> _REQUIRED TASK_:
Report every line in the listing below where the string "растворимых" shows up.

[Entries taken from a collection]

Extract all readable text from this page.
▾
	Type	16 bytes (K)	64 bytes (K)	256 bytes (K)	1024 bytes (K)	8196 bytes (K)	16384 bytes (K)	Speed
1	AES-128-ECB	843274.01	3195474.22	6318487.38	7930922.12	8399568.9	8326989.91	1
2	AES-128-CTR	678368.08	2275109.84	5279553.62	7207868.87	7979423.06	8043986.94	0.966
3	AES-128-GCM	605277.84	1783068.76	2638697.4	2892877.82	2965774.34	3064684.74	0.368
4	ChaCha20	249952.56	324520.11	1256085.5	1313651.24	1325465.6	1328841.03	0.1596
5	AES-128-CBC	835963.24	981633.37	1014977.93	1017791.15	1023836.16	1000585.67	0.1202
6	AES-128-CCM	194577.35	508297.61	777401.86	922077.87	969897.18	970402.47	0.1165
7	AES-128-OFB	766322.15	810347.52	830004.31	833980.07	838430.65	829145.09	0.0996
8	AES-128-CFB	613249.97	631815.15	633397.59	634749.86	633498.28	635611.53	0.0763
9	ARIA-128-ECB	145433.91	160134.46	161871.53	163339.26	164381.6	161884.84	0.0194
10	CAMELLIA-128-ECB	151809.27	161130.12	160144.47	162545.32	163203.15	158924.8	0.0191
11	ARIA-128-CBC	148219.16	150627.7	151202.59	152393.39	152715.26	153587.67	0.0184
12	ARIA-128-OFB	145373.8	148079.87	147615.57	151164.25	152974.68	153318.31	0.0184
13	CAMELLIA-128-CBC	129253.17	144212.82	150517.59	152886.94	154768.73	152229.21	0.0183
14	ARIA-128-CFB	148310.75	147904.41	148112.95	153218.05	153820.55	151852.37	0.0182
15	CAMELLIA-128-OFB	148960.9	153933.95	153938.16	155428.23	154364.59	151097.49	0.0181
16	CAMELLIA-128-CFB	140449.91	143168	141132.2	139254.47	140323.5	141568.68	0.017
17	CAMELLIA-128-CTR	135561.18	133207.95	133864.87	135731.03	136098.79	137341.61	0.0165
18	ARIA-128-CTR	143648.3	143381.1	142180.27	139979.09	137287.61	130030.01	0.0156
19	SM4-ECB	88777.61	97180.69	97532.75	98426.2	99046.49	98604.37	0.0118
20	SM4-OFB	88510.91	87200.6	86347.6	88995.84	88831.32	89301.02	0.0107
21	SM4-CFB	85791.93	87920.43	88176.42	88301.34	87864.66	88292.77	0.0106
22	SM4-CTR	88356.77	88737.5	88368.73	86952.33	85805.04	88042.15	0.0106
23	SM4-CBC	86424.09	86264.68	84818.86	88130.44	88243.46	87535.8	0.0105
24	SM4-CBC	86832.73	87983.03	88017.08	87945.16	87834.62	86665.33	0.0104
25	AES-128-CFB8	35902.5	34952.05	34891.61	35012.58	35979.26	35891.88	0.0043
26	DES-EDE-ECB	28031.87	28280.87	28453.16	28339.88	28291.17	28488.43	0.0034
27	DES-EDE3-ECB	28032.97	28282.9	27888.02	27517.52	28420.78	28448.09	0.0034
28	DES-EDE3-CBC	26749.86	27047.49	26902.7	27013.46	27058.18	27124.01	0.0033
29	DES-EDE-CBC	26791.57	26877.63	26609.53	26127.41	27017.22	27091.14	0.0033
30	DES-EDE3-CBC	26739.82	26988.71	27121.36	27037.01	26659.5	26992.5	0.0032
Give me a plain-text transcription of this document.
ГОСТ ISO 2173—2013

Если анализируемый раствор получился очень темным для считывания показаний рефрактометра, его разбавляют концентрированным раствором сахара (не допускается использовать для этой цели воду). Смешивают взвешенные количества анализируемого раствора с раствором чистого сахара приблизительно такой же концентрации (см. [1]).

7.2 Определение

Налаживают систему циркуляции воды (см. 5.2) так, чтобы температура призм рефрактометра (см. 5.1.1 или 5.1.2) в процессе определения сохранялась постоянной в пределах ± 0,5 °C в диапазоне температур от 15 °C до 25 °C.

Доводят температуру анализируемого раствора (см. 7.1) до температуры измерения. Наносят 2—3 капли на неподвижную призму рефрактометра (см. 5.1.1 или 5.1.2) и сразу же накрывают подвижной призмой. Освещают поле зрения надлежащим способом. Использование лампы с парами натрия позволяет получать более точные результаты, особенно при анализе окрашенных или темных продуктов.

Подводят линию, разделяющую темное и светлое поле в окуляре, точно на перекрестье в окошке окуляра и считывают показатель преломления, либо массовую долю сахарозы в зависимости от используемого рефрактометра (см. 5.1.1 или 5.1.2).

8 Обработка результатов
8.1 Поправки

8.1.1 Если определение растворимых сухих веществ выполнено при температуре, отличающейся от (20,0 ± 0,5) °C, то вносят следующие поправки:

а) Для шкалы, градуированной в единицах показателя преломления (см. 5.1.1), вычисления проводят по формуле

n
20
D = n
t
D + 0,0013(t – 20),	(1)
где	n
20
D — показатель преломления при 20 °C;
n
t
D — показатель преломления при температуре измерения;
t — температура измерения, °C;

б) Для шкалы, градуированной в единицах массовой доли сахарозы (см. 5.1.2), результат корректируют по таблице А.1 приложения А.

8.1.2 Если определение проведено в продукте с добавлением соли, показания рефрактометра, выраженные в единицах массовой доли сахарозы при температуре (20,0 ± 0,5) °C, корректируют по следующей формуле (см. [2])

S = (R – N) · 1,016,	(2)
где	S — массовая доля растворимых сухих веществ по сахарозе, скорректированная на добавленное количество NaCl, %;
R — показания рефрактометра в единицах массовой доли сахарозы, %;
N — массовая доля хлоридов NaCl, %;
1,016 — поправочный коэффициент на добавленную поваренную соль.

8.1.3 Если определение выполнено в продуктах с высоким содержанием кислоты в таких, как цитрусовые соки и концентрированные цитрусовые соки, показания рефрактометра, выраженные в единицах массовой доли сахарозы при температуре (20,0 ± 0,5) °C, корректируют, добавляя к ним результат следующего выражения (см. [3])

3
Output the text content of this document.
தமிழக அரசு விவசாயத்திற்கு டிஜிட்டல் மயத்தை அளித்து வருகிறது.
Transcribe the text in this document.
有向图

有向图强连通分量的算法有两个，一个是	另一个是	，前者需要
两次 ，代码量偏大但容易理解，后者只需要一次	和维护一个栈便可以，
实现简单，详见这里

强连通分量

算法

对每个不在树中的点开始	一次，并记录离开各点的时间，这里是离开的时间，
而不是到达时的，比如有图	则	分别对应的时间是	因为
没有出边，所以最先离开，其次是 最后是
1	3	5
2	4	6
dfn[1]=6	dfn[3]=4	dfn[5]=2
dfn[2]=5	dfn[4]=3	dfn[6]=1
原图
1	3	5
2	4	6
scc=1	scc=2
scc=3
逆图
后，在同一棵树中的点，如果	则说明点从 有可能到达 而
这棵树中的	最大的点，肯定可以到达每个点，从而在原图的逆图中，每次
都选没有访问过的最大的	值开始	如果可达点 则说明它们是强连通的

> _THE COMPLETED TASK_:
8.1.1 Если определение растворимых сухих веществ выполнено при температуре, отличающейся от (20,0 ± 0,5) °C, то вносят следующие поправки:
где	S — массовая доля растворимых сухих веществ по сахарозе, скорректированная на добавленное количество NaCl, %;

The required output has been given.